Extracts from a graphics dataset
** start **
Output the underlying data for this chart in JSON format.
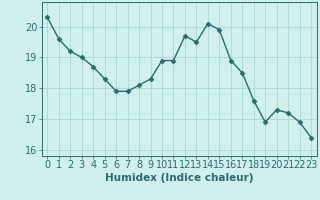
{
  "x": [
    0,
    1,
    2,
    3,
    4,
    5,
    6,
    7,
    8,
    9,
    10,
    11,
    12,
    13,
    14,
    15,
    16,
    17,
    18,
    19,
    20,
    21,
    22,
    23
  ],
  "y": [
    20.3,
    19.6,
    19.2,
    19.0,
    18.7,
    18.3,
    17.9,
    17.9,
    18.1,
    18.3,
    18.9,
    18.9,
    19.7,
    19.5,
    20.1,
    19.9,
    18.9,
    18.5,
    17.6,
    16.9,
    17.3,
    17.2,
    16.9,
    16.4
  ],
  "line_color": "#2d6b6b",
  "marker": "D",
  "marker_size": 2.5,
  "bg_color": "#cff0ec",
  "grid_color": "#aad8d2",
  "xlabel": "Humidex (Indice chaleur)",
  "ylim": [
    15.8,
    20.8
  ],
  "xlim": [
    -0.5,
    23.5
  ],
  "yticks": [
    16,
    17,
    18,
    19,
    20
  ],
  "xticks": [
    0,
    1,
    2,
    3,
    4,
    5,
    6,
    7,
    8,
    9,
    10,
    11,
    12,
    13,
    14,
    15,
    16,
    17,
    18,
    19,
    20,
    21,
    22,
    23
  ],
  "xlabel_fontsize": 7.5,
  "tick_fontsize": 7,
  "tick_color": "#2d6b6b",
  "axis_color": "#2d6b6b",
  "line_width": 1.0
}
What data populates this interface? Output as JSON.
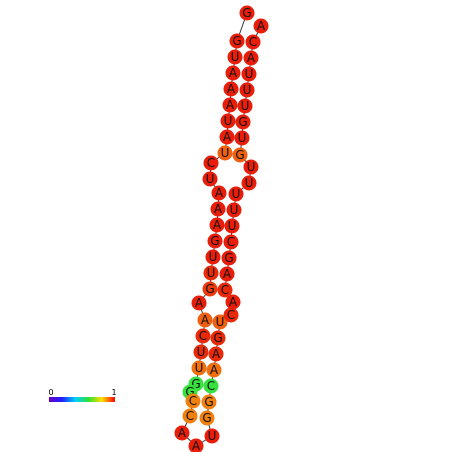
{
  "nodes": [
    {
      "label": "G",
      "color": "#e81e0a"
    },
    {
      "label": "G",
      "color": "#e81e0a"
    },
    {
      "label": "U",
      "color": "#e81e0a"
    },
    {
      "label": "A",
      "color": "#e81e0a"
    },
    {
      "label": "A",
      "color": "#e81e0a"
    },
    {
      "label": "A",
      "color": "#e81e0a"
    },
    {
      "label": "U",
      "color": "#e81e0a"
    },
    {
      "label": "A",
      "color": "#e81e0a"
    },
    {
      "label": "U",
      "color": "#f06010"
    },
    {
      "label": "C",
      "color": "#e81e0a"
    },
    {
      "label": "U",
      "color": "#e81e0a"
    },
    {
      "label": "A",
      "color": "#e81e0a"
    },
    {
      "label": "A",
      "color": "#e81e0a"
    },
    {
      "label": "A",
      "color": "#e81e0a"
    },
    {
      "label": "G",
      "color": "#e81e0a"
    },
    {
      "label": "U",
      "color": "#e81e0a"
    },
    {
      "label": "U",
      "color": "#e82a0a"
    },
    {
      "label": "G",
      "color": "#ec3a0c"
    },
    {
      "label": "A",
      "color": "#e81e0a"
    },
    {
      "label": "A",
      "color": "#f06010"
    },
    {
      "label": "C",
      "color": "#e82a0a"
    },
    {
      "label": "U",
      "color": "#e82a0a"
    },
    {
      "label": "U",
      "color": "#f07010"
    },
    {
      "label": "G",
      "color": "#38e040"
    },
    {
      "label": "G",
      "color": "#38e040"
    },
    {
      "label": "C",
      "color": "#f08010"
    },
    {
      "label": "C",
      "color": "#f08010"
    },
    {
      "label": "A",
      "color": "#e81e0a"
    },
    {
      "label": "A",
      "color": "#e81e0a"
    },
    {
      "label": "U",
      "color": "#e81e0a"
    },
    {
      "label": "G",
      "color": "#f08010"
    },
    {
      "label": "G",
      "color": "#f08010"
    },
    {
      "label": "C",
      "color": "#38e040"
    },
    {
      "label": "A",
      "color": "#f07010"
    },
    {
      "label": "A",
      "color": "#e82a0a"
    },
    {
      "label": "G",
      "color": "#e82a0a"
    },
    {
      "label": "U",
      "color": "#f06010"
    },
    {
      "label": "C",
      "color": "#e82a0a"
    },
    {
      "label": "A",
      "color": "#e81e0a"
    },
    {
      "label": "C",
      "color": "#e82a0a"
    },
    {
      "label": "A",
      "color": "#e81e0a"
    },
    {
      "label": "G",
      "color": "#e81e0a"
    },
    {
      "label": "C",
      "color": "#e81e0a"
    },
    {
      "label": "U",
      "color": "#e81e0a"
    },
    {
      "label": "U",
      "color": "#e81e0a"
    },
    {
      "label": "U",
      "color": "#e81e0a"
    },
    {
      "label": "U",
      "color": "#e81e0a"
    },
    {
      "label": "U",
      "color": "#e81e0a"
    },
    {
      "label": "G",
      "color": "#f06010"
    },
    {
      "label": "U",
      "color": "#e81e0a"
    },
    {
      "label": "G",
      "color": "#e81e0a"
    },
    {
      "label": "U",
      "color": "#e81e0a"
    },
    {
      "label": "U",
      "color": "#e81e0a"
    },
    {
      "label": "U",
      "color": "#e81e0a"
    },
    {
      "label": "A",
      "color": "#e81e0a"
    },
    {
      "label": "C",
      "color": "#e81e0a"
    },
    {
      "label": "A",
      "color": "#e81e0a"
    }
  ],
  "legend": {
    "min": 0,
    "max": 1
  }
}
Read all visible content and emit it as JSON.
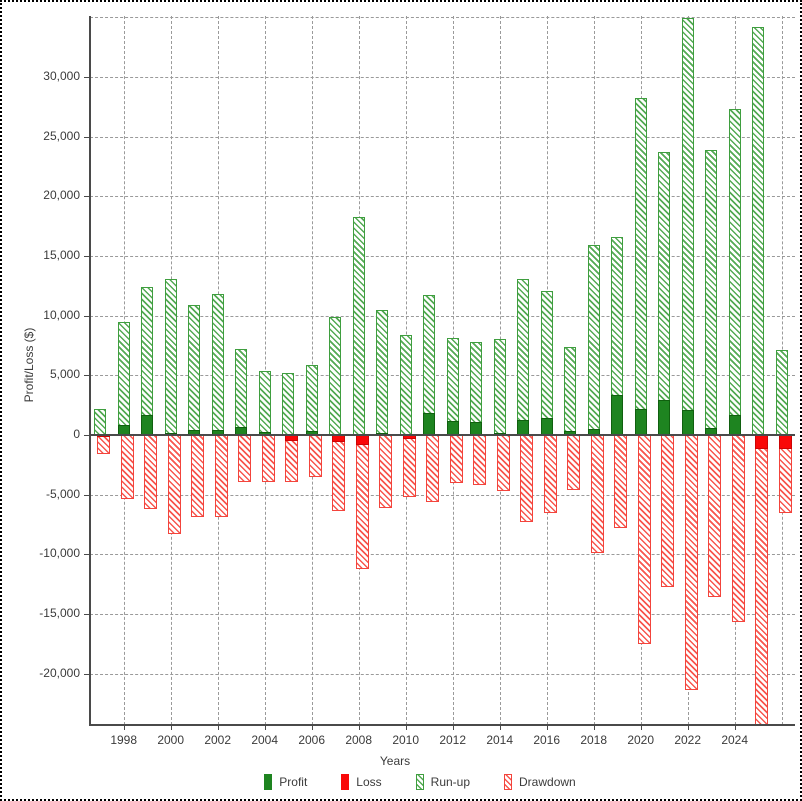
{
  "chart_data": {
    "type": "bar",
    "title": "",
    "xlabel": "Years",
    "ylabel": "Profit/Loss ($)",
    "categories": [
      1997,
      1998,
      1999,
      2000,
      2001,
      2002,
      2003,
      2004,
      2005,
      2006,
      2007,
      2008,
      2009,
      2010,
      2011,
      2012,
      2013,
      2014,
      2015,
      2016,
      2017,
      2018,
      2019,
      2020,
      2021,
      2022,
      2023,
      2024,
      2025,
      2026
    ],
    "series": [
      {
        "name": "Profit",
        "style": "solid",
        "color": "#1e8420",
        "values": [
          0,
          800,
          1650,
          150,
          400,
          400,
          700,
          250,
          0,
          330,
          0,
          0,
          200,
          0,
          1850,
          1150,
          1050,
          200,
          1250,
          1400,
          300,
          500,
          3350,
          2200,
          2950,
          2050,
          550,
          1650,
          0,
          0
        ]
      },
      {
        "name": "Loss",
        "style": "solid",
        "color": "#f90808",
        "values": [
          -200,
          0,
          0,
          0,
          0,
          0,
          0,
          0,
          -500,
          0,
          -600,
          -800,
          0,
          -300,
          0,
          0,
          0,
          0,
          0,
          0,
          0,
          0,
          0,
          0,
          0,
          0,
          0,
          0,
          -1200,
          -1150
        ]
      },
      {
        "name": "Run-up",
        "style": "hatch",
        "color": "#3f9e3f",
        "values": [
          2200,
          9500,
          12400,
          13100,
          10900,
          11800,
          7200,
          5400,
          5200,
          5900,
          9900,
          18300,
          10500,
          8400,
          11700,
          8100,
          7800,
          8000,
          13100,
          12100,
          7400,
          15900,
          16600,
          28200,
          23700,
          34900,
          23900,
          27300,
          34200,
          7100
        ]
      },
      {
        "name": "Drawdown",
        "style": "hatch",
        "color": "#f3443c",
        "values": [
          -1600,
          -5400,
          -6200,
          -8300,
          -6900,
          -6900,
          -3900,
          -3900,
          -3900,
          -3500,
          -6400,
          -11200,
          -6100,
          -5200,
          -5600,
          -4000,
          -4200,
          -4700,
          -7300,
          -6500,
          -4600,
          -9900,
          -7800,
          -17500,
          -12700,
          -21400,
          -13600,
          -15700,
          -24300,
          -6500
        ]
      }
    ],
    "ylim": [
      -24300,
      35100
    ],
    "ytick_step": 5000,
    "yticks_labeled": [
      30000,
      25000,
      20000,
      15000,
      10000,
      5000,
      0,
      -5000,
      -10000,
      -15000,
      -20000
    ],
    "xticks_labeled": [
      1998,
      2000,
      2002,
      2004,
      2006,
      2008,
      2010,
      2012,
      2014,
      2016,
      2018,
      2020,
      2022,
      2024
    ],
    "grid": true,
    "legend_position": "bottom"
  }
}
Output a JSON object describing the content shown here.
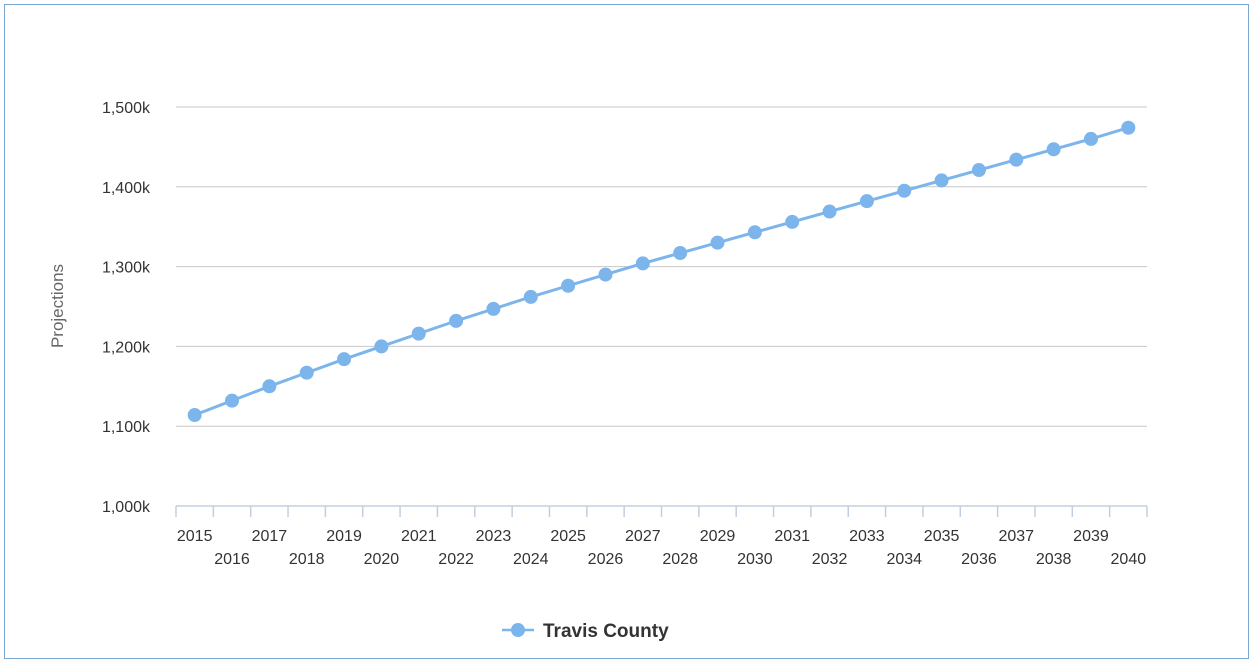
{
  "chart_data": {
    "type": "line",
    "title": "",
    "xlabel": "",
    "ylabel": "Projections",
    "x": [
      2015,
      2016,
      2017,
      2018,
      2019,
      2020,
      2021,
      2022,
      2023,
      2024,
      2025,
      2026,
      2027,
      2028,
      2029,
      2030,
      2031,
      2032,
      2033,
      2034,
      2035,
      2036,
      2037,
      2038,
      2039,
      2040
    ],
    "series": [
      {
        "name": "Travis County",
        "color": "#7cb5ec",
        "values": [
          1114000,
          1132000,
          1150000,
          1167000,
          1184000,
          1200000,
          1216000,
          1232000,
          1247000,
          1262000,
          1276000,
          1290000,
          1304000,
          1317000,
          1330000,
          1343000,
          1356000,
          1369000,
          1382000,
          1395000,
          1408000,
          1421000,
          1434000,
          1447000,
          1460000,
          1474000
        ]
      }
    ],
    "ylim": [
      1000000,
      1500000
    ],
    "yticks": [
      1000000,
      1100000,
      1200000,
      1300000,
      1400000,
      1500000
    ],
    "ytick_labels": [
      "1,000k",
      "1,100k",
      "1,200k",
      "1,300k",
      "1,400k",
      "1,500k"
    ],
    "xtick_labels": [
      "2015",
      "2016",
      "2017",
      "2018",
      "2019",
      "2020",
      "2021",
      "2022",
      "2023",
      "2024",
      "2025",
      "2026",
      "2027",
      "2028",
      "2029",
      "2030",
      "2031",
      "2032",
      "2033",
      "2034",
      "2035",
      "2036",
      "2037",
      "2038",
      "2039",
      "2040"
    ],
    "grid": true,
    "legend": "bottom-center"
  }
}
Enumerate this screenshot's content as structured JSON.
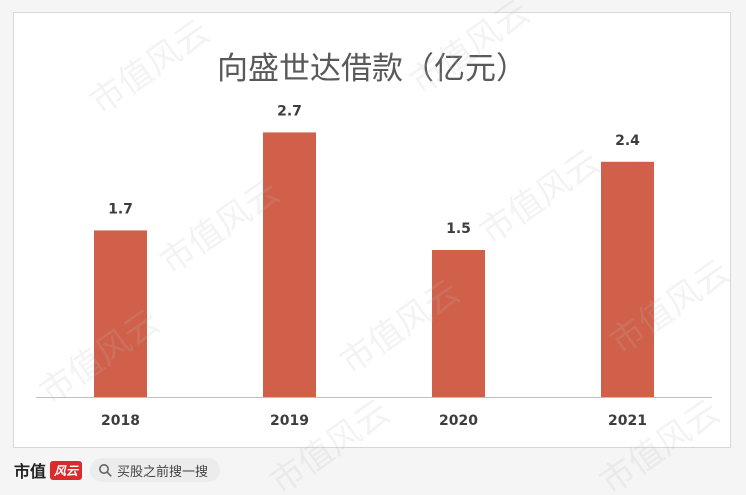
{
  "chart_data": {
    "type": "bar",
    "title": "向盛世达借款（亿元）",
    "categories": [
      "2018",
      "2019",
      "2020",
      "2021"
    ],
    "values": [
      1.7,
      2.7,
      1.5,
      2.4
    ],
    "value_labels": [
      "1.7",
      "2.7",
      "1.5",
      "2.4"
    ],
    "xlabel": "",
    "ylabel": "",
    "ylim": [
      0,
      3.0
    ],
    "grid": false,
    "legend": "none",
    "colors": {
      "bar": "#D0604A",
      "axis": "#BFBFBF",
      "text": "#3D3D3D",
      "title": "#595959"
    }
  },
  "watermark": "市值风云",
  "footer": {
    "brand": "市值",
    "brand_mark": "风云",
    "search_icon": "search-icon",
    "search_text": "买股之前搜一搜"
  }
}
** end **
PROBLEM DETAILS: Reproduce exactly the lines from the one with "Enumerate this screenshot's" to the bottom of the listing, both ends included, and nothing else. Skip the pictures.

SOLUTION TO THIS PROBLEM:
Enumerate this screenshot's content as structured JSON.
{
  "chart_data": {
    "type": "bar",
    "title": "向盛世达借款（亿元）",
    "categories": [
      "2018",
      "2019",
      "2020",
      "2021"
    ],
    "values": [
      1.7,
      2.7,
      1.5,
      2.4
    ],
    "value_labels": [
      "1.7",
      "2.7",
      "1.5",
      "2.4"
    ],
    "xlabel": "",
    "ylabel": "",
    "ylim": [
      0,
      3.0
    ],
    "grid": false,
    "legend": "none",
    "colors": {
      "bar": "#D0604A",
      "axis": "#BFBFBF",
      "text": "#3D3D3D",
      "title": "#595959"
    }
  },
  "watermark": "市值风云",
  "footer": {
    "brand": "市值",
    "brand_mark": "风云",
    "search_icon": "search-icon",
    "search_text": "买股之前搜一搜"
  }
}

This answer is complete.